EXERCISE: Check each line below for the word "磁带驱动器", and copy those that have it.

(Stored data)
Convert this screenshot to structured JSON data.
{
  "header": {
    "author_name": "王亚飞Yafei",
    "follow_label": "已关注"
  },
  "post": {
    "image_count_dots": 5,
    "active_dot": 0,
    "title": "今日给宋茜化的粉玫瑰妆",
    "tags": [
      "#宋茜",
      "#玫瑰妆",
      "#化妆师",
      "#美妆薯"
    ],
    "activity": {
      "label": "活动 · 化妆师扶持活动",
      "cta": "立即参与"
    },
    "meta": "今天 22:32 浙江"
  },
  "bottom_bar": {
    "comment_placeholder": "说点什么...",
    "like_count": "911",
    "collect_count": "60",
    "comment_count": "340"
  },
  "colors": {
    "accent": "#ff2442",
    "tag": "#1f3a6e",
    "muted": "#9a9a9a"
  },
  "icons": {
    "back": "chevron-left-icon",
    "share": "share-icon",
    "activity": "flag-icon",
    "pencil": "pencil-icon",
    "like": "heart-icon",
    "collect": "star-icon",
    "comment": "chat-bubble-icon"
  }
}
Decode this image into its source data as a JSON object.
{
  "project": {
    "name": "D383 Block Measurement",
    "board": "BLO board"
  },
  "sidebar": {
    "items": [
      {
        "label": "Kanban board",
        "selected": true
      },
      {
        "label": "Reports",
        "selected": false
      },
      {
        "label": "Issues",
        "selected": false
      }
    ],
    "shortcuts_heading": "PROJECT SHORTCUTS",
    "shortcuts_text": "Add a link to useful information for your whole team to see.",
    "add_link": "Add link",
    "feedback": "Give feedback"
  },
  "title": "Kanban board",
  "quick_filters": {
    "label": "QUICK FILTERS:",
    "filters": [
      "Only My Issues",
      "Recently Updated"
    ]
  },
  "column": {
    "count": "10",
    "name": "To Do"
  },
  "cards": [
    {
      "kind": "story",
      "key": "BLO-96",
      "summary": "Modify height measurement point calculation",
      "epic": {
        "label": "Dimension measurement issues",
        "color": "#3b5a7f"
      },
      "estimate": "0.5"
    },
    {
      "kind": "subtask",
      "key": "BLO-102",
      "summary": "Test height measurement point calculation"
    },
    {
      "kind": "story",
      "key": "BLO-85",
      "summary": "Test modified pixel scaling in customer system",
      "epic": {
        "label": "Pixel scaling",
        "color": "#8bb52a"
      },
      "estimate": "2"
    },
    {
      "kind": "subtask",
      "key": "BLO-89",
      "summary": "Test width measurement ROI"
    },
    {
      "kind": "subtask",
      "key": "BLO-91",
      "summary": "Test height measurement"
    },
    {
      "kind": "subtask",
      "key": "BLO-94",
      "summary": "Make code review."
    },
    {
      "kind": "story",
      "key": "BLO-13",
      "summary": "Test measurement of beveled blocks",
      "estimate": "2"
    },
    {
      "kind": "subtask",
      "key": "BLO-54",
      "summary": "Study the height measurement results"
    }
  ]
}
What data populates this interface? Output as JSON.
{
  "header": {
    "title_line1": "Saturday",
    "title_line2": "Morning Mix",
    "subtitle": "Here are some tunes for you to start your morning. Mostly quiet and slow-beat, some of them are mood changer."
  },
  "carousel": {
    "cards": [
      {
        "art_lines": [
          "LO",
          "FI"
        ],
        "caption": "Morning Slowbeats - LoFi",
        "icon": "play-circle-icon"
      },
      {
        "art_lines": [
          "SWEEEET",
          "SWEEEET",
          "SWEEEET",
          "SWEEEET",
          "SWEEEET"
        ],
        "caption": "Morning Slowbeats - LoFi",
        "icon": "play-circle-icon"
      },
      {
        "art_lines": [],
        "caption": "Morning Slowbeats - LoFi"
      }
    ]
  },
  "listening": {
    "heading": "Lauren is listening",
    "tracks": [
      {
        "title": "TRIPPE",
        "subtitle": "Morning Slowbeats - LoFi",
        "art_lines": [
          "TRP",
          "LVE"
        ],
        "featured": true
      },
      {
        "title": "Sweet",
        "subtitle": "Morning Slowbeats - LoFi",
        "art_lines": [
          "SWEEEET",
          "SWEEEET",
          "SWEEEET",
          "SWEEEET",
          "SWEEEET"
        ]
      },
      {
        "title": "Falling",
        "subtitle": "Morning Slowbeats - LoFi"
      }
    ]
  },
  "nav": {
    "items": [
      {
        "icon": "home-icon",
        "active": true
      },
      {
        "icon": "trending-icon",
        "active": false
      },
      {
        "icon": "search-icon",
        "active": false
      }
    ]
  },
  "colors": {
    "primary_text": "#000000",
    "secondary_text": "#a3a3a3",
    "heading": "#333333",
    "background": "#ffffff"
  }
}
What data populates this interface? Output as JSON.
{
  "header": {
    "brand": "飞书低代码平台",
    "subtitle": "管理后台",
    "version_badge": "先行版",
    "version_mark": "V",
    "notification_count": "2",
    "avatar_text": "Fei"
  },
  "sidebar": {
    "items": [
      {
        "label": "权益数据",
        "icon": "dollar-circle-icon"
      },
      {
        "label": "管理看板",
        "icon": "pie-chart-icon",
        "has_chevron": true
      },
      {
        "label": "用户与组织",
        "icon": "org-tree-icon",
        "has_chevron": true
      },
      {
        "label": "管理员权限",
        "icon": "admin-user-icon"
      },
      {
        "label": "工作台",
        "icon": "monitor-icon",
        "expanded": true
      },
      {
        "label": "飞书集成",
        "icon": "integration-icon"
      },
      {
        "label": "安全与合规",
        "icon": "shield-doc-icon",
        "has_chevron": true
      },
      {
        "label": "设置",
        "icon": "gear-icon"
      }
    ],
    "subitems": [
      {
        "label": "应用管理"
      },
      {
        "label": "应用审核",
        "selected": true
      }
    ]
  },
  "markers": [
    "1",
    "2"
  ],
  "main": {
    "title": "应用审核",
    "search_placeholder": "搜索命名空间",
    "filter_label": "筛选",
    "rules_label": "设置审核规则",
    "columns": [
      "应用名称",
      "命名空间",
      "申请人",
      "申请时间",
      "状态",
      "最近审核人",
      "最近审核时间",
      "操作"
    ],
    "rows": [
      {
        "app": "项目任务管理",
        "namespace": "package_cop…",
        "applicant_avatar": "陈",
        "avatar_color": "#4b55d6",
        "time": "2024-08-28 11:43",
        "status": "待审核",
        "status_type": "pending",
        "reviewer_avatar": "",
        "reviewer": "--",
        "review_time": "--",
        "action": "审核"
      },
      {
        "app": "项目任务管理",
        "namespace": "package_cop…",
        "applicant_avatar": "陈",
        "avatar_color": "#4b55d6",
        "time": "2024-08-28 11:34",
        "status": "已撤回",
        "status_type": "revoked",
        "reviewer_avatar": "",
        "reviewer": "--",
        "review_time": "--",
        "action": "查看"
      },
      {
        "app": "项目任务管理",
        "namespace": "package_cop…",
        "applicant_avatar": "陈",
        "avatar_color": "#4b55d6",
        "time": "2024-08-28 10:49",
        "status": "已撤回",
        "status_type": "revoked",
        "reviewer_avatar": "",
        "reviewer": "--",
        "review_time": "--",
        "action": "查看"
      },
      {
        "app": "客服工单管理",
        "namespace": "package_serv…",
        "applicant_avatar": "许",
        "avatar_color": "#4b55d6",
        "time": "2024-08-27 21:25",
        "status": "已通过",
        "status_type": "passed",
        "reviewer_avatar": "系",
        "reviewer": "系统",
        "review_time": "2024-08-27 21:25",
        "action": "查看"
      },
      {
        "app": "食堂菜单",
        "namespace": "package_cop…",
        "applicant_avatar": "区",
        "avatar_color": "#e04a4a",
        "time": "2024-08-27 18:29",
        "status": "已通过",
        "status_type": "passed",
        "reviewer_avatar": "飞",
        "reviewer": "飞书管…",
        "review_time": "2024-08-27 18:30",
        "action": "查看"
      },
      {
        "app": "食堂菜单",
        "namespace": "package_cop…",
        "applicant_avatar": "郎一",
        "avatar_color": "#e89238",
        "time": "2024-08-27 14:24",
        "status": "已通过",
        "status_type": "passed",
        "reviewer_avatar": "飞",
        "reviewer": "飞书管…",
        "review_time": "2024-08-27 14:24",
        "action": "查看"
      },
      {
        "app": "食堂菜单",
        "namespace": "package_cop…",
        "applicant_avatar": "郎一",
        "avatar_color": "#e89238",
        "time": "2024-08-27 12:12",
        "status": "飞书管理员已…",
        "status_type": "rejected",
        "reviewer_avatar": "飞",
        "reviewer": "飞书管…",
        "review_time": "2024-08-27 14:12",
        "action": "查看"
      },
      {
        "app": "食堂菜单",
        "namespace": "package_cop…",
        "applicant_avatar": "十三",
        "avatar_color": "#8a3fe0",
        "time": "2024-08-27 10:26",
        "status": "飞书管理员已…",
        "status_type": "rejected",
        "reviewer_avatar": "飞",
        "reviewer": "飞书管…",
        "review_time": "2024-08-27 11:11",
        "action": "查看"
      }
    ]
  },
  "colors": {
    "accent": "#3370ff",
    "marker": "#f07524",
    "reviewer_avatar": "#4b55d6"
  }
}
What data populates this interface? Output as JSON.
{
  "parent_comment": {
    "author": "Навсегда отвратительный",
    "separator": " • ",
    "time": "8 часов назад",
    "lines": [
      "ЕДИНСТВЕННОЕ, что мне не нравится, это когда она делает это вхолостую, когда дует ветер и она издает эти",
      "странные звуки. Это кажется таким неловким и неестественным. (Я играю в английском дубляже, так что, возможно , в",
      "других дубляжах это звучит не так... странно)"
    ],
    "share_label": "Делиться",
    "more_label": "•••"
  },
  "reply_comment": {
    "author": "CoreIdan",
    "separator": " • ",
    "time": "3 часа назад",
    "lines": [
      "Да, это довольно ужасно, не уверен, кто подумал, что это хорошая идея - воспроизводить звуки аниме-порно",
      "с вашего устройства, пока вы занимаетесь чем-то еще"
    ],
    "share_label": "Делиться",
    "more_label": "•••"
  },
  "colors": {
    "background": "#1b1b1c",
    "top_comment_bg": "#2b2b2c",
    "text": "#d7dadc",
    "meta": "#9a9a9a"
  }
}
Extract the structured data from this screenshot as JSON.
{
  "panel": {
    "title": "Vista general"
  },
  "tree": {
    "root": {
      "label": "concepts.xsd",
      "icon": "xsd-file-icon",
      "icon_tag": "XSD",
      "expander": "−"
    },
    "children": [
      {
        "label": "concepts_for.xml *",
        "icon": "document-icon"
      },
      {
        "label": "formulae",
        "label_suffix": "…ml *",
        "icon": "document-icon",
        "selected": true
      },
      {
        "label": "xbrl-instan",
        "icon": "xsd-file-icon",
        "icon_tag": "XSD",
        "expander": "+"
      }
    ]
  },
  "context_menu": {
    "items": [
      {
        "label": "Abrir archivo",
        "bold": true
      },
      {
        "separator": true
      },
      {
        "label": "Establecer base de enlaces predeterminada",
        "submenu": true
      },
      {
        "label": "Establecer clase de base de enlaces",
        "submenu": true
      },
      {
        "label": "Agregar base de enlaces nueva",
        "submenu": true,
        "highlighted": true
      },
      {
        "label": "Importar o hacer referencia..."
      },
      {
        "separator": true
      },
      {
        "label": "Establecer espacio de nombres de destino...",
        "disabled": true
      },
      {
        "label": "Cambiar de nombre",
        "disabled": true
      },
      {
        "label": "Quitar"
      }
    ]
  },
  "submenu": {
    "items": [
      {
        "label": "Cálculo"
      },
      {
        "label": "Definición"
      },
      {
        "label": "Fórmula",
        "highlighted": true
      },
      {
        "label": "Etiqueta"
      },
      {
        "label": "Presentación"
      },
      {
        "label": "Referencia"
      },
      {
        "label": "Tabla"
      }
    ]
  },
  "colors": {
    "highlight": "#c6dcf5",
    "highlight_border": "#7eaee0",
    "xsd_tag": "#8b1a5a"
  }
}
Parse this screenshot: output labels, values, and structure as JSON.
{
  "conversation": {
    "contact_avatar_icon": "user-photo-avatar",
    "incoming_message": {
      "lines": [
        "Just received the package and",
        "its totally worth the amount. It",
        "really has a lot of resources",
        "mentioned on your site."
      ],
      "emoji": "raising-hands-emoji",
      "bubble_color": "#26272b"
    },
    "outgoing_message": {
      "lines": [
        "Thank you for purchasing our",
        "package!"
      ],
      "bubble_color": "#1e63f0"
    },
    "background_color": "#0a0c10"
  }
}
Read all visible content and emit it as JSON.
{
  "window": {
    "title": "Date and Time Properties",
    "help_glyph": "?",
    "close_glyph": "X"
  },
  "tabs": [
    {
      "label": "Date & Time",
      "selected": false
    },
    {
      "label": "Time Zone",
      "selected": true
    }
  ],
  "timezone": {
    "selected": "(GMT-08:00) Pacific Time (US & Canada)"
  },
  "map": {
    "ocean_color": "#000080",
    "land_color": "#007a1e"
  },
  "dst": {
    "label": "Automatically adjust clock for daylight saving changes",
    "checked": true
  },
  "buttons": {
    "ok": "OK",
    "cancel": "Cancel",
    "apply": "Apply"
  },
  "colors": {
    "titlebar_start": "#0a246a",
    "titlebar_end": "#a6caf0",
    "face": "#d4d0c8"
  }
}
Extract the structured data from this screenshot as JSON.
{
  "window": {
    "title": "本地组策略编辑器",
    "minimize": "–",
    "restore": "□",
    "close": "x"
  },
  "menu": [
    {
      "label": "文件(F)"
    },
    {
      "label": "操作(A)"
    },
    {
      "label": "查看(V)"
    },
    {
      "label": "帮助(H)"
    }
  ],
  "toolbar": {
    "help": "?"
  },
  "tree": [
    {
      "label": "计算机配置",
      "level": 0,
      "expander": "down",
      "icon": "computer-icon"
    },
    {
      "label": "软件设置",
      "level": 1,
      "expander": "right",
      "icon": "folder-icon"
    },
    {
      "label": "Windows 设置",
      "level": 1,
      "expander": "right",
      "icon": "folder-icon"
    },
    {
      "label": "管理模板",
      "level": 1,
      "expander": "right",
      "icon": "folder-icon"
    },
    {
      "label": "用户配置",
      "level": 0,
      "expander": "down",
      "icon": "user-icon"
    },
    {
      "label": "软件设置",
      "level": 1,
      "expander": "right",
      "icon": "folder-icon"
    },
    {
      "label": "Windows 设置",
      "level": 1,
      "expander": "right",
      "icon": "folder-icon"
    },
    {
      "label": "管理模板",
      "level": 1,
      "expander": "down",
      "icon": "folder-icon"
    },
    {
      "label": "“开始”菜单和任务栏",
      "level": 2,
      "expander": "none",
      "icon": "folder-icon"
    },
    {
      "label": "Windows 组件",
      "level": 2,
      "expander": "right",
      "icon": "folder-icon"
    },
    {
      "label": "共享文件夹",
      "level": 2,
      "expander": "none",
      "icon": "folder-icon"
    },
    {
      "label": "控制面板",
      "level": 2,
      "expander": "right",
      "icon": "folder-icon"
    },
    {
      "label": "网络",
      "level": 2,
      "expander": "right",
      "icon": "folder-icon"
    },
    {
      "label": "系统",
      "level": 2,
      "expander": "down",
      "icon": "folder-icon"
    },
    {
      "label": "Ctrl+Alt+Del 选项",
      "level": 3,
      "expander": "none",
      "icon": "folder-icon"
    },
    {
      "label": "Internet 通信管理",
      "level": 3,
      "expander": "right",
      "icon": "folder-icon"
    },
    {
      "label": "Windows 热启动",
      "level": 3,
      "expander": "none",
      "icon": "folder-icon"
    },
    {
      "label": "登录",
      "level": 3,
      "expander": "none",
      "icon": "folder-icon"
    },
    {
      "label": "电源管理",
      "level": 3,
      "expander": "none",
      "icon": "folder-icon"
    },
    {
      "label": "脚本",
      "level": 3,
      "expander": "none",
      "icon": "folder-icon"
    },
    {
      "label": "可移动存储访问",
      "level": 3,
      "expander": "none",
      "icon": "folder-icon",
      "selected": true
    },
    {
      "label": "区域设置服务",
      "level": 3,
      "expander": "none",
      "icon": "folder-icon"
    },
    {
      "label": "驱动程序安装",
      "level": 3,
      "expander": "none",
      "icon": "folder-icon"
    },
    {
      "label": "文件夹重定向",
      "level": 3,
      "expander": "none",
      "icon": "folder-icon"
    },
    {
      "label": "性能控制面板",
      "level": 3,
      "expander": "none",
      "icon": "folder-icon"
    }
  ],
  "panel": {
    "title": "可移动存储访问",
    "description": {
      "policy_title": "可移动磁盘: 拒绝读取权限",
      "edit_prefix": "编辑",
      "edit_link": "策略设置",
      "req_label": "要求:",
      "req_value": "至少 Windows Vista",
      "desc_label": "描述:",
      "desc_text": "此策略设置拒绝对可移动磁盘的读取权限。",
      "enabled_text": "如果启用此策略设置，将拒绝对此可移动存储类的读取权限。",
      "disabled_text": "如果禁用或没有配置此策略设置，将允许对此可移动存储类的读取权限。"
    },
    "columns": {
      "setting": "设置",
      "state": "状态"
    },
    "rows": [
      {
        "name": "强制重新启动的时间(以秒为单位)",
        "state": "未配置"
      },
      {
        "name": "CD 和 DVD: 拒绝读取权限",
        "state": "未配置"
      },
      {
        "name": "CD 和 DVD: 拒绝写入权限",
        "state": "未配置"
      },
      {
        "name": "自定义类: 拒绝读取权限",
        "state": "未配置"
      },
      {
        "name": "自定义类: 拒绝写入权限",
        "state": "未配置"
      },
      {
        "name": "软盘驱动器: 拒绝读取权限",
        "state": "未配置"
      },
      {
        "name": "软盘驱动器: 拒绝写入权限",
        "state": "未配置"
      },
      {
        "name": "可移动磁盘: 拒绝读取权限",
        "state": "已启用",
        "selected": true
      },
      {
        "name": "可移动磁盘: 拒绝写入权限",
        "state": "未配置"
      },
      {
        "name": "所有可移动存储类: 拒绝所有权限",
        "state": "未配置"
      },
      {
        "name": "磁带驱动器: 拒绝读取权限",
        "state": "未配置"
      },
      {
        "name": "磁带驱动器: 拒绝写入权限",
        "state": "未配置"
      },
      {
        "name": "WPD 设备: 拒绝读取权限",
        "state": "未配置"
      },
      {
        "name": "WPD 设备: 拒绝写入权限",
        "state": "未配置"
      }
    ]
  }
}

EXPECTED ANSWER:
        "name": "磁带驱动器: 拒绝读取权限",
        "name": "磁带驱动器: 拒绝写入权限",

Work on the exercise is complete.